### 待办任务
下面这篇文章讲的是 scrapy 请求遇到 503 状态码。请根据文中内容，用一到三句话说明为什么要搭配使用 cfscrape。

### 文本摘录
_ _ _

使用scrapy、requests遇到503状态码问题解决

本文转载自查看原文 2021-07-11 04:13 443

错误日志如下：

2021-07-11 02:19:11 [scrapy.spidermiddlewares.httperror] INFO: Ignoring response <503 https://xxxx.com/tags/undef>: HTTP status code is not handled or not allowed

问题分析

请求的503状态html内容进行翻译

503错误信息：

Checking your browser before accessing xxxx.com
This process is automatic. Your browser will redirect to your requested content shortly.
Please allow up to 5 seconds…

从翻译的内容来看是为了浏览器验证等待5s 网上搜了一下说是有个Cloudflare机制为了防止机器人非正常获取数据搜到需要搭配使用cfscrape 绕过页面等待，配置如下：

安装 pip install cfscrape

class DrdSpider(scrapy.Spider):
    def start_requests(self):
        cf_requests = []
        for url in self.start_urls:
            token, agent = cfscrape.get_tokens(url, USER_AGENT)
            #token, agent = cfscrape.get_tokens(url)
            cf_requests.append(scrapy.Request(url=url, cookies={'__cfduid': token['__cfduid']}, headers={'User-Agent': agent}))

_ _ _

### 已存数据
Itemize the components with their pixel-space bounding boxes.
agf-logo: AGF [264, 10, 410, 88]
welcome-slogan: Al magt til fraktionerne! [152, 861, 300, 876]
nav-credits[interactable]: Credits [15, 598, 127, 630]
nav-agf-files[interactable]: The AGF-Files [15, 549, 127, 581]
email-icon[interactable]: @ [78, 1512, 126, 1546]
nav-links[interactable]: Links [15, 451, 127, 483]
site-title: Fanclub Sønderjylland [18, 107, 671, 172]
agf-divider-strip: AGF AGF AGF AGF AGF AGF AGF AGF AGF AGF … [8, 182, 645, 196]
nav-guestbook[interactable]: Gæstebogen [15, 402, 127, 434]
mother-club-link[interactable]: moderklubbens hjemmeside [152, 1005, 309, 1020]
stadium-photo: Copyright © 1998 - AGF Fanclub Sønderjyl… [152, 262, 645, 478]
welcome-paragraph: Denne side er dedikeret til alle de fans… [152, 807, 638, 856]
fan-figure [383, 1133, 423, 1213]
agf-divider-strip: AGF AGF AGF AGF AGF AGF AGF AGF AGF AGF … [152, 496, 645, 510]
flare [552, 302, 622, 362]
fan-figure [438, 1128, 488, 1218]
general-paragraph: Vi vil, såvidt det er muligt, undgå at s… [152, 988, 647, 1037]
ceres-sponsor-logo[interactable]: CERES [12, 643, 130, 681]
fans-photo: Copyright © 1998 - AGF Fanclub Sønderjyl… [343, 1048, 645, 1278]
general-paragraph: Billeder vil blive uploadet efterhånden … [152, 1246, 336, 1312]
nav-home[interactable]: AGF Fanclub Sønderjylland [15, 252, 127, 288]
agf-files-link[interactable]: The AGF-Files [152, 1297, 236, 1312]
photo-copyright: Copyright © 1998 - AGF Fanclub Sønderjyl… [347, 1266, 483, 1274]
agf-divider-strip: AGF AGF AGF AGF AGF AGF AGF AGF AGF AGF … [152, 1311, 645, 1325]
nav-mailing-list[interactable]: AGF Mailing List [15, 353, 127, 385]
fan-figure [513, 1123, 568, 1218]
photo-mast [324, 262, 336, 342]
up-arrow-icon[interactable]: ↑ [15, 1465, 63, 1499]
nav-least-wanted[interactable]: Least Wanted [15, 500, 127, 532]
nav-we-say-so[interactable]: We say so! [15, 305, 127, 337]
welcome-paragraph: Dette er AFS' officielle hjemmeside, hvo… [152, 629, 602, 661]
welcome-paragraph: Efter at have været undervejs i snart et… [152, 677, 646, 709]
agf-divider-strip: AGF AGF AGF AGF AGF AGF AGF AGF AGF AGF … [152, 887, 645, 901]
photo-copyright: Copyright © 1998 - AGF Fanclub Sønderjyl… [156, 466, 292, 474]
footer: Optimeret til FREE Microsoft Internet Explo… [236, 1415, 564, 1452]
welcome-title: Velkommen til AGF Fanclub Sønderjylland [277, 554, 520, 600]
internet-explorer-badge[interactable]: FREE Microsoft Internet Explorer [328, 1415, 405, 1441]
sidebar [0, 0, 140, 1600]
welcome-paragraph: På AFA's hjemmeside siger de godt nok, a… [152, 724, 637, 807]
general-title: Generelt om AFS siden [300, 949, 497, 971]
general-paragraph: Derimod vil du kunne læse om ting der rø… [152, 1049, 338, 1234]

_ _ _

### 参考答案
翻译 503 页面的内容后可以看出，网站在访问前会先检查浏览器，最多要等待 5 秒。网上的说法是，这是 Cloudflare 为防止机器人非正常获取数据而设的机制，所以需要用 cfscrape 绕过这段页面等待。